-- start of SUPPLIED INFORMATION --

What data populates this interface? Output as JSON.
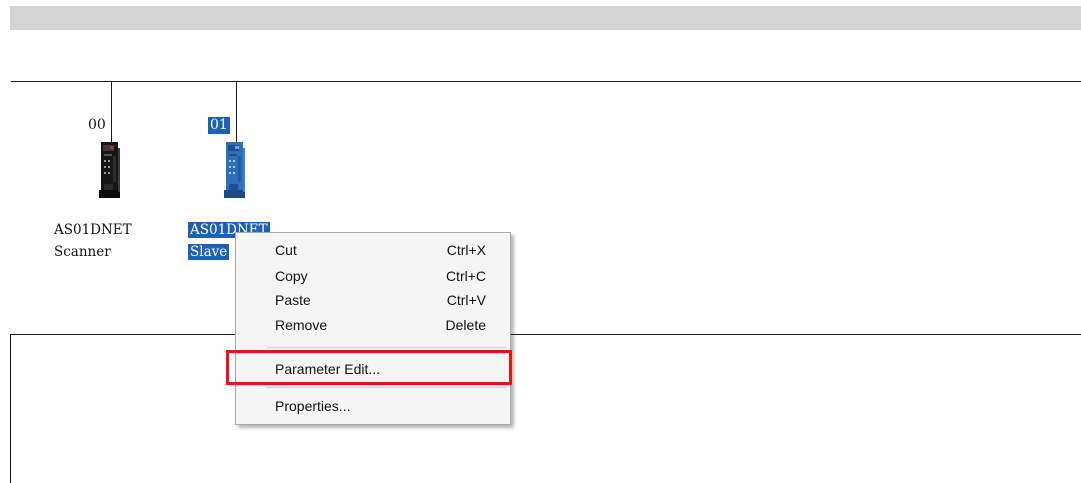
{
  "nodes": [
    {
      "address": "00",
      "label_line1": "AS01DNET",
      "label_line2": "Scanner",
      "selected": false,
      "icon": "plc-module-icon",
      "color": "#1a1a1a"
    },
    {
      "address": "01",
      "label_line1": "AS01DNET",
      "label_line2": "Slave",
      "selected": true,
      "icon": "plc-module-icon",
      "color": "#2e6db4"
    }
  ],
  "context_menu": {
    "items": [
      {
        "label": "Cut",
        "shortcut": "Ctrl+X"
      },
      {
        "label": "Copy",
        "shortcut": "Ctrl+C"
      },
      {
        "label": "Paste",
        "shortcut": "Ctrl+V"
      },
      {
        "label": "Remove",
        "shortcut": "Delete"
      },
      {
        "label": "Parameter Edit...",
        "shortcut": ""
      },
      {
        "label": "Properties...",
        "shortcut": ""
      }
    ],
    "highlighted_item": "Parameter Edit...",
    "highlight_color": "#e8141d"
  },
  "colors": {
    "selection": "#1c61b3",
    "menu_background": "#f5f5f5",
    "title_bar": "#d4d4d4"
  }
}
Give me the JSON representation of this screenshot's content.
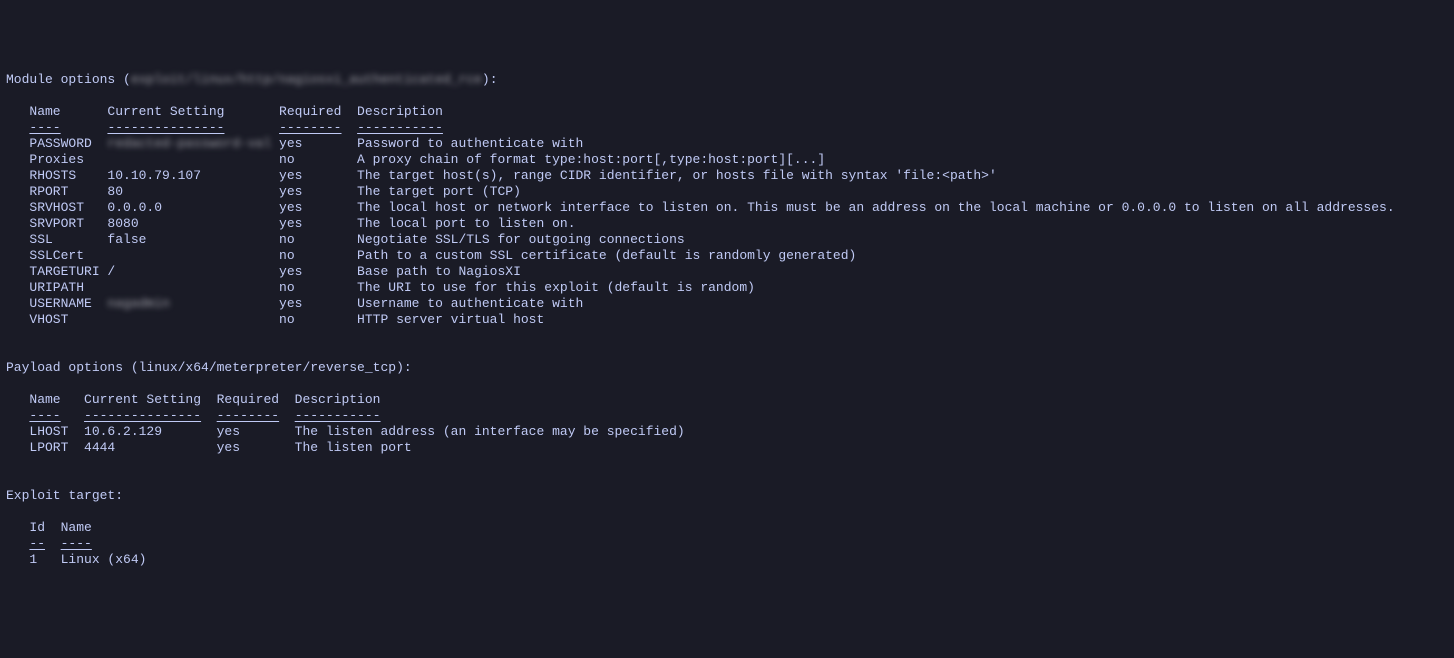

-- end of SUPPLIED INFORMATION --

■ **EXERCISE AIM**: Check every line for "this" and show the ones that have it.

■ **RESULT BELOW**:
What data populates this interface? Output as JSON.
Give me the JSON representation of this screenshot's content.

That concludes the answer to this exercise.